_WORK TO DO:_
Going through the material below, please gather all lines with the word "experiments" in them.

# GIVEN ENTRIES start

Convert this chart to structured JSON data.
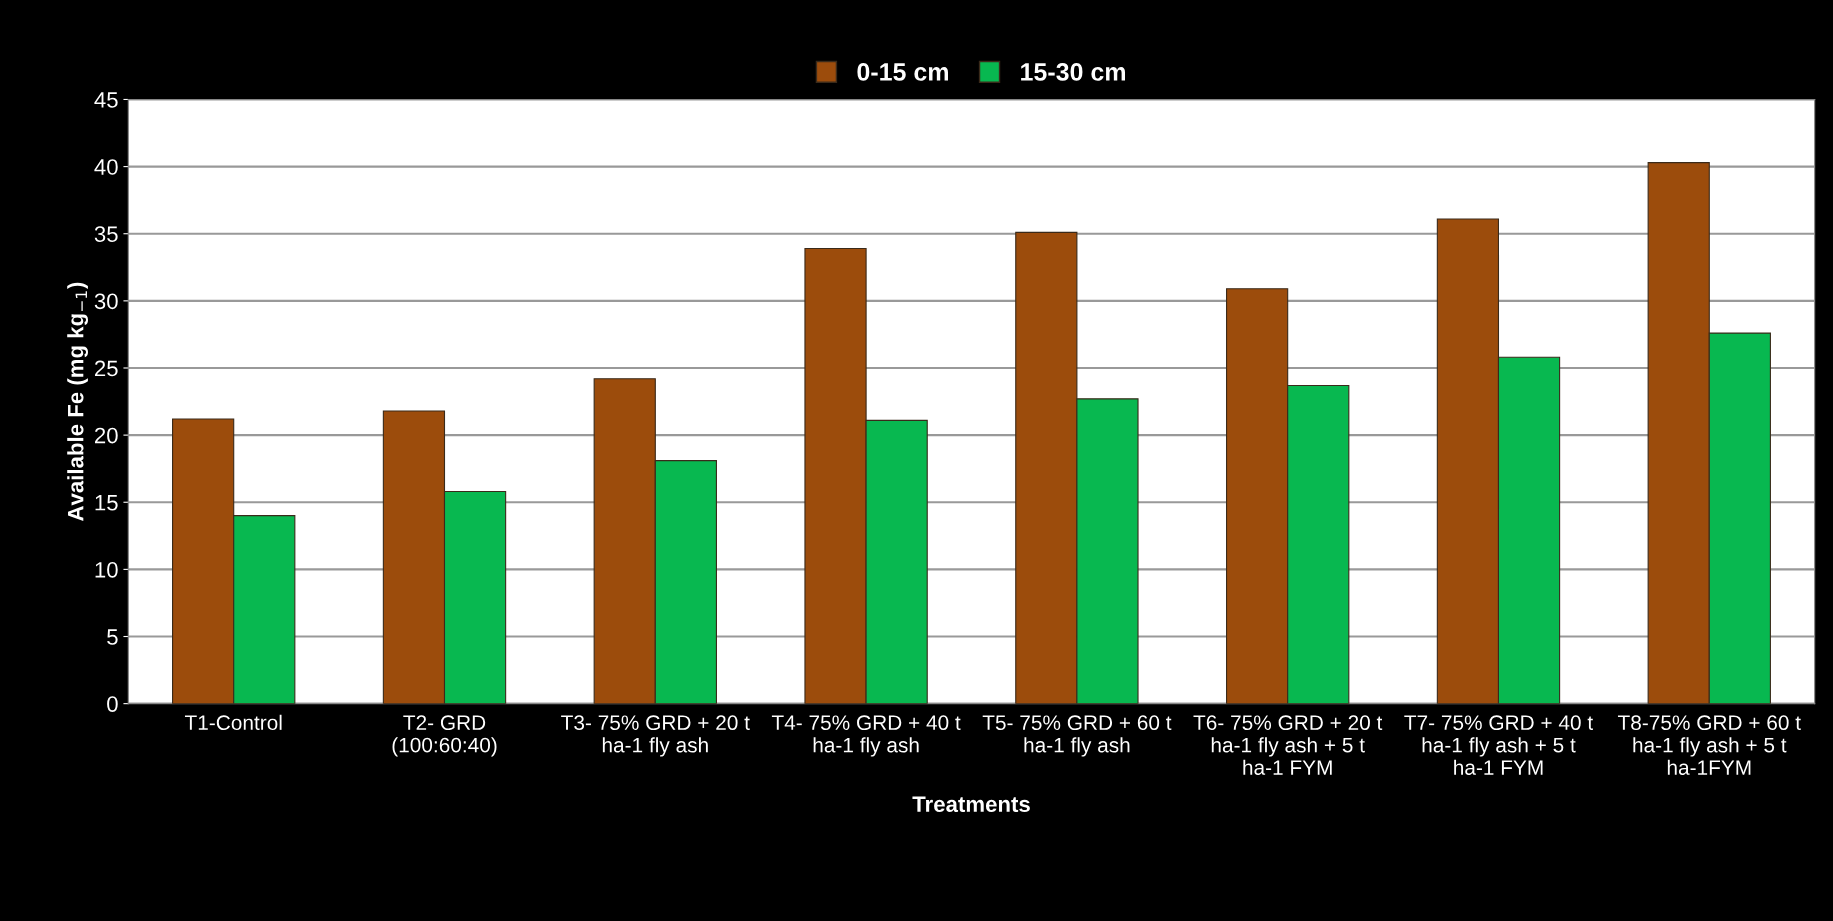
{
  "chart_data": {
    "type": "bar",
    "xlabel": "Treatments",
    "ylabel": "Available Fe (mg kg$_{−1}$)",
    "categories": [
      "T1-Control",
      "T2- GRD\n(100:60:40)",
      "T3- 75% GRD + 20 t\nha-1 fly ash",
      "T4- 75% GRD + 40 t\nha-1 fly ash",
      "T5- 75% GRD + 60 t\nha-1 fly ash",
      "T6- 75% GRD + 20 t\nha-1 fly ash + 5 t\nha-1 FYM",
      "T7- 75% GRD + 40 t\nha-1 fly ash + 5 t\nha-1 FYM",
      "T8-75% GRD + 60 t\nha-1 fly ash + 5 t\nha-1FYM"
    ],
    "series": [
      {
        "name": "0-15 cm",
        "color": "#9c4c0c",
        "values": [
          21.2,
          21.8,
          24.2,
          33.9,
          35.1,
          30.9,
          36.1,
          40.3
        ]
      },
      {
        "name": "15-30 cm",
        "color": "#08b850",
        "values": [
          14.0,
          15.8,
          18.1,
          21.1,
          22.7,
          23.7,
          25.8,
          27.6
        ]
      }
    ],
    "ylim": [
      0,
      45
    ],
    "yticks": [
      0,
      5,
      10,
      15,
      20,
      25,
      30,
      35,
      40,
      45
    ],
    "grid": "y",
    "legend": "top"
  }
}
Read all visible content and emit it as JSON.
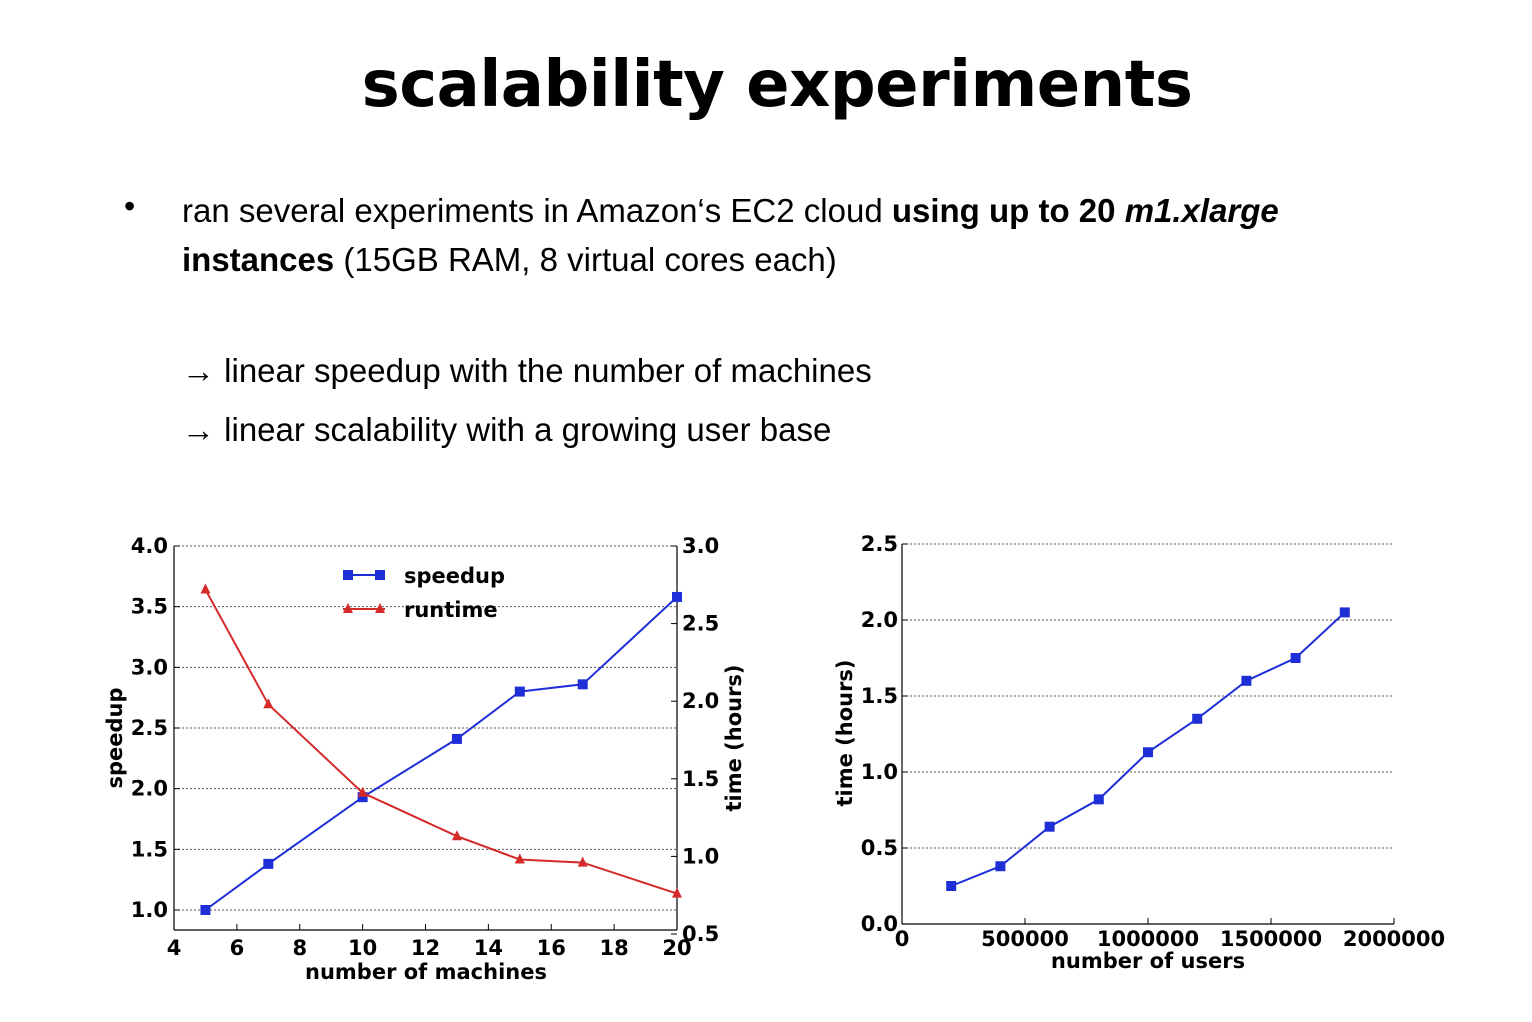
{
  "slide": {
    "title": "scalability experiments",
    "bullet": {
      "marker": "•",
      "text_1": "ran several experiments in Amazon‘s EC2 cloud ",
      "bold_1": "using up to 20 ",
      "bold_italic": "m1.xlarge",
      "bold_2": " instances",
      "text_2": " (15GB RAM, 8 virtual cores each)"
    },
    "arrow_1": "→ linear speedup with the number of machines",
    "arrow_2": "→ linear scalability with a growing user base"
  },
  "chart_data": [
    {
      "type": "line",
      "xlabel": "number of machines",
      "ylabel": "speedup",
      "y2label": "time (hours)",
      "xlim": [
        4,
        20
      ],
      "ylim": [
        1.0,
        4.0
      ],
      "y2lim": [
        0.5,
        3.0
      ],
      "xticks": [
        "4",
        "6",
        "8",
        "10",
        "12",
        "14",
        "16",
        "18",
        "20"
      ],
      "yticks": [
        "1.0",
        "1.5",
        "2.0",
        "2.5",
        "3.0",
        "3.5",
        "4.0"
      ],
      "y2ticks": [
        "0.5",
        "1.0",
        "1.5",
        "2.0",
        "2.5",
        "3.0"
      ],
      "grid": true,
      "legend": "top-center",
      "x": [
        5,
        7,
        10,
        13,
        15,
        17,
        20
      ],
      "series": [
        {
          "name": "speedup",
          "axis": "left",
          "color": "#1f2fd8",
          "marker": "square",
          "values": [
            1.0,
            1.38,
            1.93,
            2.41,
            2.8,
            2.86,
            3.58
          ]
        },
        {
          "name": "runtime",
          "axis": "right",
          "color": "#d42a2a",
          "marker": "triangle",
          "values": [
            2.72,
            1.98,
            1.41,
            1.13,
            0.98,
            0.96,
            0.76
          ]
        }
      ]
    },
    {
      "type": "line",
      "xlabel": "number of users",
      "ylabel": "time (hours)",
      "xlim": [
        0,
        2000000
      ],
      "ylim": [
        0.0,
        2.5
      ],
      "xticks": [
        "0",
        "500000",
        "1000000",
        "1500000",
        "2000000"
      ],
      "yticks": [
        "0.0",
        "0.5",
        "1.0",
        "1.5",
        "2.0",
        "2.5"
      ],
      "grid": true,
      "x": [
        200000,
        400000,
        600000,
        800000,
        1000000,
        1200000,
        1400000,
        1600000,
        1800000
      ],
      "series": [
        {
          "color": "#1f2fd8",
          "marker": "square",
          "values": [
            0.25,
            0.38,
            0.64,
            0.82,
            1.13,
            1.35,
            1.6,
            1.75,
            2.05
          ]
        }
      ]
    }
  ]
}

# GIVEN ENTRIES end

_WRITTEN RESPONSE:_
    "title": "scalability experiments",
      "text_1": "ran several experiments in Amazon‘s EC2 cloud ",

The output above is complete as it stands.